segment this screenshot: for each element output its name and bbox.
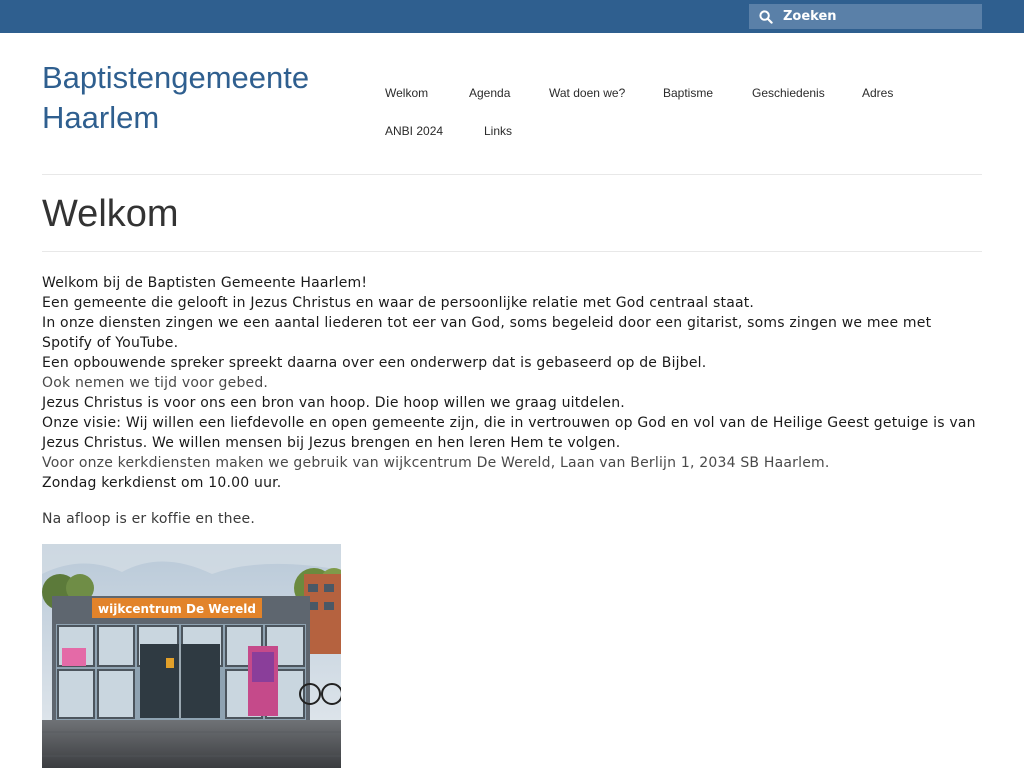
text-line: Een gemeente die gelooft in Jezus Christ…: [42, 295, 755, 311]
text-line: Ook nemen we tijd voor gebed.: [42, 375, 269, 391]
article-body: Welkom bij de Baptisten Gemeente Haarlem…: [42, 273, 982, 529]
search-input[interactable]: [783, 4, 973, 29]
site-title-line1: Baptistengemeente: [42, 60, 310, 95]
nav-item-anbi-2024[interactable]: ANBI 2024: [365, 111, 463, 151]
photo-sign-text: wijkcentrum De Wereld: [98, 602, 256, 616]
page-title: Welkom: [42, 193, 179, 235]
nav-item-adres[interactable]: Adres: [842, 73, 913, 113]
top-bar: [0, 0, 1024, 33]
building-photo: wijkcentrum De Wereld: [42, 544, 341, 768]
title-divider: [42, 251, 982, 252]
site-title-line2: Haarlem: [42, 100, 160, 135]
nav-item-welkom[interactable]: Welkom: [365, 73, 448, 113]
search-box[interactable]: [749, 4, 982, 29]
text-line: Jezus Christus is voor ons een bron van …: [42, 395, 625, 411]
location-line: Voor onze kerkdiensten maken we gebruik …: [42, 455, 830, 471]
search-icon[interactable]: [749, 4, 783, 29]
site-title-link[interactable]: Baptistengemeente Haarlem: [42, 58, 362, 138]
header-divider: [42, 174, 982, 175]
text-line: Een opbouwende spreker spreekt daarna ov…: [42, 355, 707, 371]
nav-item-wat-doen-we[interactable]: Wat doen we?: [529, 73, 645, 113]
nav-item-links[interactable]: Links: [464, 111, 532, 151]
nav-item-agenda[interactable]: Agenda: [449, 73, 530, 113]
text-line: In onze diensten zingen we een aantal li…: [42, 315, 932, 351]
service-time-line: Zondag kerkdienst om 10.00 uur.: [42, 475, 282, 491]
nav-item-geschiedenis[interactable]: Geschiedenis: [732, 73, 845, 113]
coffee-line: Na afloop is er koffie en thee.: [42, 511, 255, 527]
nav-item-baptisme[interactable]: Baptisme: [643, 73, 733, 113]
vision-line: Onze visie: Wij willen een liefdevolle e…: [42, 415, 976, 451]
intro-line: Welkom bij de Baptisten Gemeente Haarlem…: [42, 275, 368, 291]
◇ ◇ ◇
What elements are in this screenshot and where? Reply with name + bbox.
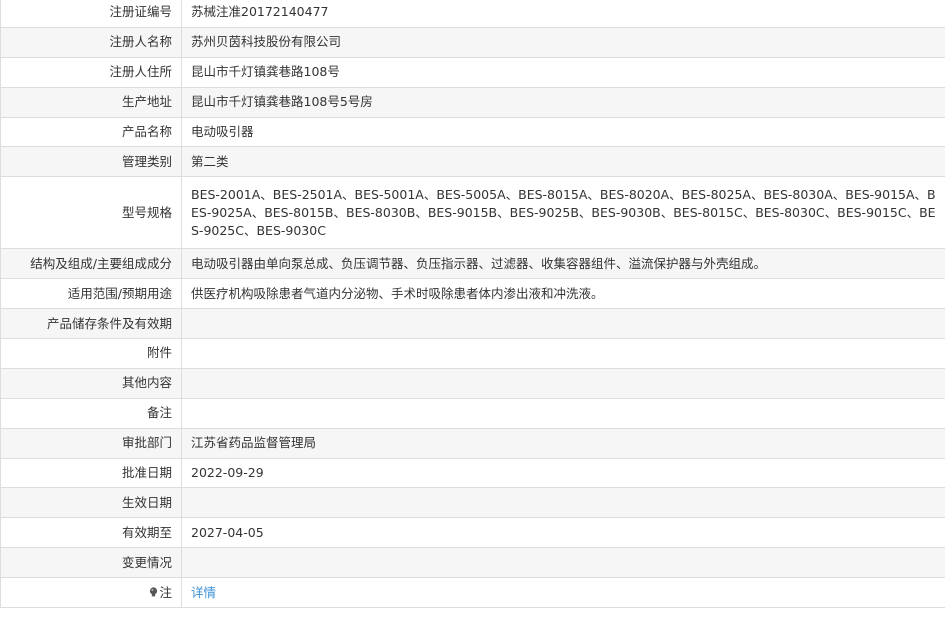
◇ ◇ ◇
Ganti nama "text-line" menjadi "line-of-text" pada entri yang dimulai dari baris yang memuat "segment this screenshot: for" dan berhenti setelah baris yang memuat "nav-item-links[interactable]: Links: [464, 111, 532, 151]". Tuliskan kembali baris-baris tersebut tanpa menyertakan gambar.

segment this screenshot: for each element output its name and bbox.
line-of-text: Een gemeente die gelooft in Jezus Christ…: [42, 295, 755, 311]
line-of-text: Ook nemen we tijd voor gebed.: [42, 375, 269, 391]
article-body: Welkom bij de Baptisten Gemeente Haarlem…: [42, 273, 982, 529]
search-input[interactable]: [783, 4, 973, 29]
site-title-line1: Baptistengemeente: [42, 60, 310, 95]
nav-item-anbi-2024[interactable]: ANBI 2024: [365, 111, 463, 151]
photo-sign-text: wijkcentrum De Wereld: [98, 602, 256, 616]
page-title: Welkom: [42, 193, 179, 235]
nav-item-adres[interactable]: Adres: [842, 73, 913, 113]
top-bar: [0, 0, 1024, 33]
building-photo: wijkcentrum De Wereld: [42, 544, 341, 768]
title-divider: [42, 251, 982, 252]
site-title-line2: Haarlem: [42, 100, 160, 135]
nav-item-welkom[interactable]: Welkom: [365, 73, 448, 113]
search-box[interactable]: [749, 4, 982, 29]
line-of-text: Jezus Christus is voor ons een bron van …: [42, 395, 625, 411]
location-line: Voor onze kerkdiensten maken we gebruik …: [42, 455, 830, 471]
search-icon[interactable]: [749, 4, 783, 29]
site-title-link[interactable]: Baptistengemeente Haarlem: [42, 58, 362, 138]
header-divider: [42, 174, 982, 175]
line-of-text: Een opbouwende spreker spreekt daarna ov…: [42, 355, 707, 371]
nav-item-wat-doen-we[interactable]: Wat doen we?: [529, 73, 645, 113]
nav-item-links[interactable]: Links: [464, 111, 532, 151]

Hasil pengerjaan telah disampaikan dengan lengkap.